§ GIVEN PROBLEM
Search the material below for the string "POFINtaihen" and list each line that holds it.

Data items
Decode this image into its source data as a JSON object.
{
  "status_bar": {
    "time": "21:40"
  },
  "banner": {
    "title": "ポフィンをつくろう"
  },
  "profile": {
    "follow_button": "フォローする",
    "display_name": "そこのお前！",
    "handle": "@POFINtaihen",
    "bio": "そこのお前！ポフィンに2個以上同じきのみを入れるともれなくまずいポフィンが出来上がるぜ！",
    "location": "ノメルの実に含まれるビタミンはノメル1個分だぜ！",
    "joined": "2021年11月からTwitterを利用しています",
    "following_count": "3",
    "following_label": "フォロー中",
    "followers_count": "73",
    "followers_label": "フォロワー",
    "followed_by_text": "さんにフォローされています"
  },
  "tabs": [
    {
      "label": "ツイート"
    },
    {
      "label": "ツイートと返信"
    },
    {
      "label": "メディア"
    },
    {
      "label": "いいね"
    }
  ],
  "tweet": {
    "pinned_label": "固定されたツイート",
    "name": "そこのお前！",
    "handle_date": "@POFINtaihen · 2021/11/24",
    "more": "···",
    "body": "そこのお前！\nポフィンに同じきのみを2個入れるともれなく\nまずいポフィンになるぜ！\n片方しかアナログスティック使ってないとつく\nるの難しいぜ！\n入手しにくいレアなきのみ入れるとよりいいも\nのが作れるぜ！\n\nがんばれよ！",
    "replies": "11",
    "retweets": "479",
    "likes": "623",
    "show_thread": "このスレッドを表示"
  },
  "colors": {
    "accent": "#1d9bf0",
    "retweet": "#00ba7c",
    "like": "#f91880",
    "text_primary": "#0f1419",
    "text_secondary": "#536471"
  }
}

§ SOLUTION
    "handle": "@POFINtaihen",
    "handle_date": "@POFINtaihen · 2021/11/24",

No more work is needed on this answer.